(Stored entries)
--- --- ---

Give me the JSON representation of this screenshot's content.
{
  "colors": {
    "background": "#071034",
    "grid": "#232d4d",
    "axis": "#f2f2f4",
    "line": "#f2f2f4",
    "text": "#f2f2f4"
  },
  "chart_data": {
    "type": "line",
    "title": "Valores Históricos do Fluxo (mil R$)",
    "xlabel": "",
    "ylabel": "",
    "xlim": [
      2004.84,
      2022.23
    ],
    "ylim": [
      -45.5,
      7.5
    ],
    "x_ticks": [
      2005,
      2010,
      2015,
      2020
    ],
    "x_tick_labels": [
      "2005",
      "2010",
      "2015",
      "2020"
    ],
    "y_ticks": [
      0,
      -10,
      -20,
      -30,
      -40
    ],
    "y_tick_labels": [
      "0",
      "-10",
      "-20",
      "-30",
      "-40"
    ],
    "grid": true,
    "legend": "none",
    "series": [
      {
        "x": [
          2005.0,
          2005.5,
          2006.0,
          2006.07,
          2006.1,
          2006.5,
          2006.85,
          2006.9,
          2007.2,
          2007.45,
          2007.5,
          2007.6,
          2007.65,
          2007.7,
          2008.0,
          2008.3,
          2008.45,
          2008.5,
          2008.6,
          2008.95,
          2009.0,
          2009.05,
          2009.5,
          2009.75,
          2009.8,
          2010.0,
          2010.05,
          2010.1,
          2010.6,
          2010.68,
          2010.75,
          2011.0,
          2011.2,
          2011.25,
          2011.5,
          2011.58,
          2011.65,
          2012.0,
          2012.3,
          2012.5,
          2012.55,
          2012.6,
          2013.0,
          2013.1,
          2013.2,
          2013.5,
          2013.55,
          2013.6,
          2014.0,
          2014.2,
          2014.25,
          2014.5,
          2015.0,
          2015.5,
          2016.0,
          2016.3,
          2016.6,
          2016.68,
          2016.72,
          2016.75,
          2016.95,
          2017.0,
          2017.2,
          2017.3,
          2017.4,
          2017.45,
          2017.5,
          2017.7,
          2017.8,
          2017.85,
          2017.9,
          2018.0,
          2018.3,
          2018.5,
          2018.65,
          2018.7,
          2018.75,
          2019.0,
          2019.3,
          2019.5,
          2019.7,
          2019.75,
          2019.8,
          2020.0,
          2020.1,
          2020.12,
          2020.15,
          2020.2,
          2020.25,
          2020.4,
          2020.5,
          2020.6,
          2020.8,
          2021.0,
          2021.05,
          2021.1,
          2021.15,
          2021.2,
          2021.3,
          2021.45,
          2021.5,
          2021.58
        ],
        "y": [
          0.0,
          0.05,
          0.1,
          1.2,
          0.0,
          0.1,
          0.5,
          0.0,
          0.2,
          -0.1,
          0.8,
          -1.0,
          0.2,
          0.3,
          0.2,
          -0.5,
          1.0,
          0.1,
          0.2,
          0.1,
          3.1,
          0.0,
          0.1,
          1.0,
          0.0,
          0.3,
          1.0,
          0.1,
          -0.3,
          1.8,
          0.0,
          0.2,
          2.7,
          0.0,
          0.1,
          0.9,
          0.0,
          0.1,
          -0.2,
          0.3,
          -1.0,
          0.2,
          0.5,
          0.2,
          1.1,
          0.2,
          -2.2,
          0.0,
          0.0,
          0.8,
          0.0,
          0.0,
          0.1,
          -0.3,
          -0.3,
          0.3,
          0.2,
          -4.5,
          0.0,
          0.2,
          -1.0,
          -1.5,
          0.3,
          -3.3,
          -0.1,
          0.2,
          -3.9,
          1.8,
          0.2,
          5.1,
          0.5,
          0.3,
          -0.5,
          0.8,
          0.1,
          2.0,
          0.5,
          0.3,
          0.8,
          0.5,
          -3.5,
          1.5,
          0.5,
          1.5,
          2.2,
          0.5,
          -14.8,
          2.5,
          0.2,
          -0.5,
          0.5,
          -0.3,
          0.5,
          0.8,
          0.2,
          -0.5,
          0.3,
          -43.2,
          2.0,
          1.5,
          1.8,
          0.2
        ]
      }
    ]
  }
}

--- --- ---

● **AIM**
Copy out all of the records above with nothing altered.

● **EXERCISE RESULT**
Give me the JSON representation of this screenshot's content.
{
  "colors": {
    "background": "#071034",
    "grid": "#232d4d",
    "axis": "#f2f2f4",
    "line": "#f2f2f4",
    "text": "#f2f2f4"
  },
  "chart_data": {
    "type": "line",
    "title": "Valores Históricos do Fluxo (mil R$)",
    "xlabel": "",
    "ylabel": "",
    "xlim": [
      2004.84,
      2022.23
    ],
    "ylim": [
      -45.5,
      7.5
    ],
    "x_ticks": [
      2005,
      2010,
      2015,
      2020
    ],
    "x_tick_labels": [
      "2005",
      "2010",
      "2015",
      "2020"
    ],
    "y_ticks": [
      0,
      -10,
      -20,
      -30,
      -40
    ],
    "y_tick_labels": [
      "0",
      "-10",
      "-20",
      "-30",
      "-40"
    ],
    "grid": true,
    "legend": "none",
    "series": [
      {
        "x": [
          2005.0,
          2005.5,
          2006.0,
          2006.07,
          2006.1,
          2006.5,
          2006.85,
          2006.9,
          2007.2,
          2007.45,
          2007.5,
          2007.6,
          2007.65,
          2007.7,
          2008.0,
          2008.3,
          2008.45,
          2008.5,
          2008.6,
          2008.95,
          2009.0,
          2009.05,
          2009.5,
          2009.75,
          2009.8,
          2010.0,
          2010.05,
          2010.1,
          2010.6,
          2010.68,
          2010.75,
          2011.0,
          2011.2,
          2011.25,
          2011.5,
          2011.58,
          2011.65,
          2012.0,
          2012.3,
          2012.5,
          2012.55,
          2012.6,
          2013.0,
          2013.1,
          2013.2,
          2013.5,
          2013.55,
          2013.6,
          2014.0,
          2014.2,
          2014.25,
          2014.5,
          2015.0,
          2015.5,
          2016.0,
          2016.3,
          2016.6,
          2016.68,
          2016.72,
          2016.75,
          2016.95,
          2017.0,
          2017.2,
          2017.3,
          2017.4,
          2017.45,
          2017.5,
          2017.7,
          2017.8,
          2017.85,
          2017.9,
          2018.0,
          2018.3,
          2018.5,
          2018.65,
          2018.7,
          2018.75,
          2019.0,
          2019.3,
          2019.5,
          2019.7,
          2019.75,
          2019.8,
          2020.0,
          2020.1,
          2020.12,
          2020.15,
          2020.2,
          2020.25,
          2020.4,
          2020.5,
          2020.6,
          2020.8,
          2021.0,
          2021.05,
          2021.1,
          2021.15,
          2021.2,
          2021.3,
          2021.45,
          2021.5,
          2021.58
        ],
        "y": [
          0.0,
          0.05,
          0.1,
          1.2,
          0.0,
          0.1,
          0.5,
          0.0,
          0.2,
          -0.1,
          0.8,
          -1.0,
          0.2,
          0.3,
          0.2,
          -0.5,
          1.0,
          0.1,
          0.2,
          0.1,
          3.1,
          0.0,
          0.1,
          1.0,
          0.0,
          0.3,
          1.0,
          0.1,
          -0.3,
          1.8,
          0.0,
          0.2,
          2.7,
          0.0,
          0.1,
          0.9,
          0.0,
          0.1,
          -0.2,
          0.3,
          -1.0,
          0.2,
          0.5,
          0.2,
          1.1,
          0.2,
          -2.2,
          0.0,
          0.0,
          0.8,
          0.0,
          0.0,
          0.1,
          -0.3,
          -0.3,
          0.3,
          0.2,
          -4.5,
          0.0,
          0.2,
          -1.0,
          -1.5,
          0.3,
          -3.3,
          -0.1,
          0.2,
          -3.9,
          1.8,
          0.2,
          5.1,
          0.5,
          0.3,
          -0.5,
          0.8,
          0.1,
          2.0,
          0.5,
          0.3,
          0.8,
          0.5,
          -3.5,
          1.5,
          0.5,
          1.5,
          2.2,
          0.5,
          -14.8,
          2.5,
          0.2,
          -0.5,
          0.5,
          -0.3,
          0.5,
          0.8,
          0.2,
          -0.5,
          0.3,
          -43.2,
          2.0,
          1.5,
          1.8,
          0.2
        ]
      }
    ]
  }
}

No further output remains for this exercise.